(Data entries)
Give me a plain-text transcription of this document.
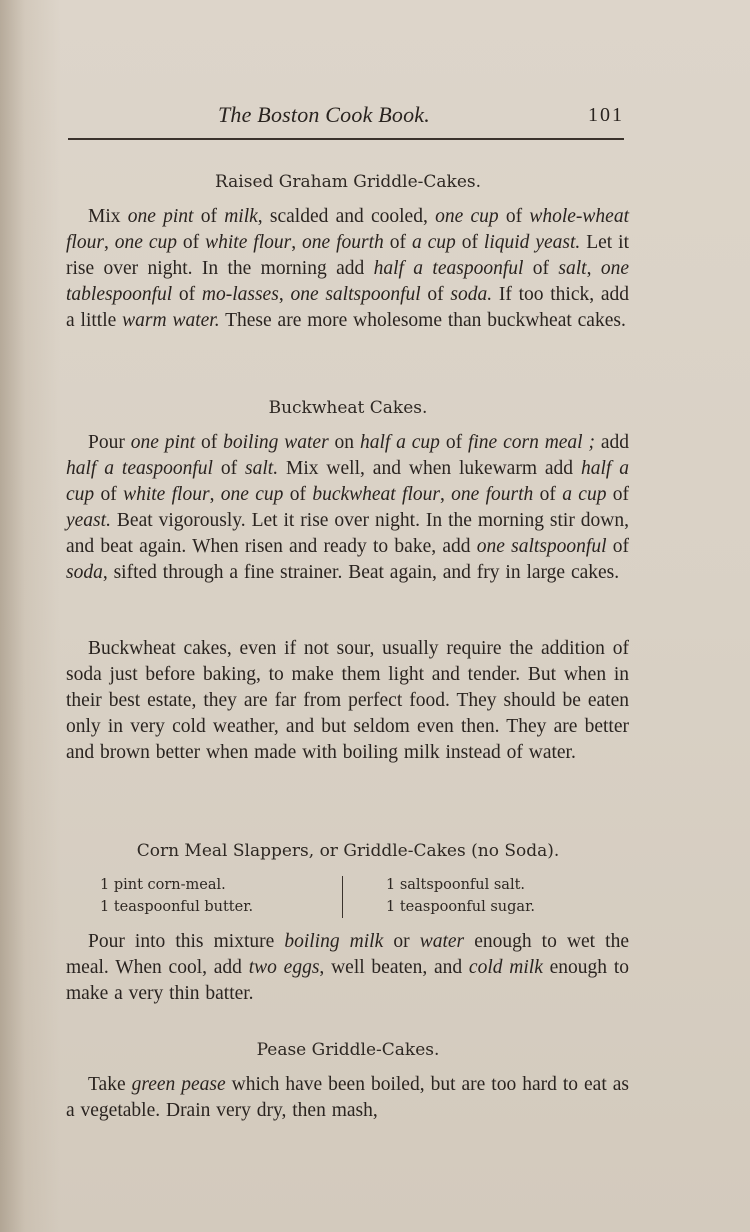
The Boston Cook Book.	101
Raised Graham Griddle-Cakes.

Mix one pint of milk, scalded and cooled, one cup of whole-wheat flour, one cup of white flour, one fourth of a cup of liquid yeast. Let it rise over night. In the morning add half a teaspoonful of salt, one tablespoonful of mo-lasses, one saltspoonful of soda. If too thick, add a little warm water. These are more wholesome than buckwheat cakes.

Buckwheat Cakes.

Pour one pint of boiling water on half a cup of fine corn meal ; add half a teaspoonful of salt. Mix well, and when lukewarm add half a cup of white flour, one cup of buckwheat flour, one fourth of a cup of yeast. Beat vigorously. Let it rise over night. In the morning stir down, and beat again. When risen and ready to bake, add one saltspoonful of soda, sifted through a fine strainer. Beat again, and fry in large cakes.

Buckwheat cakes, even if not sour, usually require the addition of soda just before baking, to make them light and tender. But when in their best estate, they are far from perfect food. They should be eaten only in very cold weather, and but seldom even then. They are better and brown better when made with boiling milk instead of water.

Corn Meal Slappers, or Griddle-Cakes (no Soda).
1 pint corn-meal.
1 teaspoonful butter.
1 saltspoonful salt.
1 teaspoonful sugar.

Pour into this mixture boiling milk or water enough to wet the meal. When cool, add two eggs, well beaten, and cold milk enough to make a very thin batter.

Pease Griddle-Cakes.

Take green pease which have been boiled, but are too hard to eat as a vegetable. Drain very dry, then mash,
---
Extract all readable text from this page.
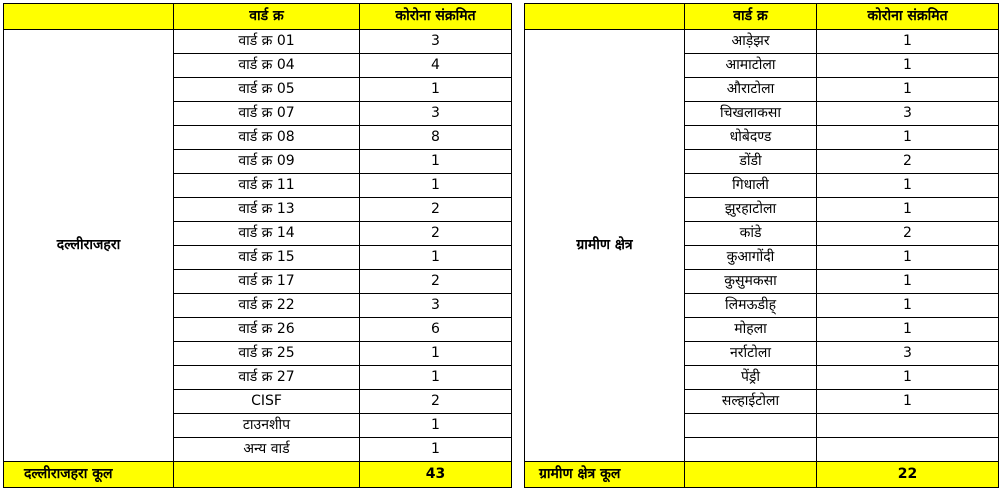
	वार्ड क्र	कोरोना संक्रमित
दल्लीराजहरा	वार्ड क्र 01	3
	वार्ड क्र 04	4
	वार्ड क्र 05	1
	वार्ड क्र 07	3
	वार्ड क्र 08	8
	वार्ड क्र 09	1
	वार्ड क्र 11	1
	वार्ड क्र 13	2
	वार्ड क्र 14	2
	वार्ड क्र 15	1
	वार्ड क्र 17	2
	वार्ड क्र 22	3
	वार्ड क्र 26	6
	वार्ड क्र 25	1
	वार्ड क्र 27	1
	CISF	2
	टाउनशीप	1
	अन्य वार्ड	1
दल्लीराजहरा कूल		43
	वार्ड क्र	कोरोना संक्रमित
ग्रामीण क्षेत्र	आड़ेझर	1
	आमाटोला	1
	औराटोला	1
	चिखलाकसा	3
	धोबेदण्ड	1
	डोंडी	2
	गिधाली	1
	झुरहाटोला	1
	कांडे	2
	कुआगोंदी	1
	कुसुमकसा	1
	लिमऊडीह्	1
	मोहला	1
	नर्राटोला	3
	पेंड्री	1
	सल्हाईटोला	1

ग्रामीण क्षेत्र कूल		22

**Requirements:** Pick every line with "from" in it and copy it.

**Expected answer:**
Buckwheat cakes, even if not sour, usually require the addition of soda just before baking, to make them light and tender. But when in their best estate, they are far from perfect food. They should be eaten only in very cold weather, and but seldom even then. They are better and brown better when made with boiling milk instead of water.
Extract all readable text from this page.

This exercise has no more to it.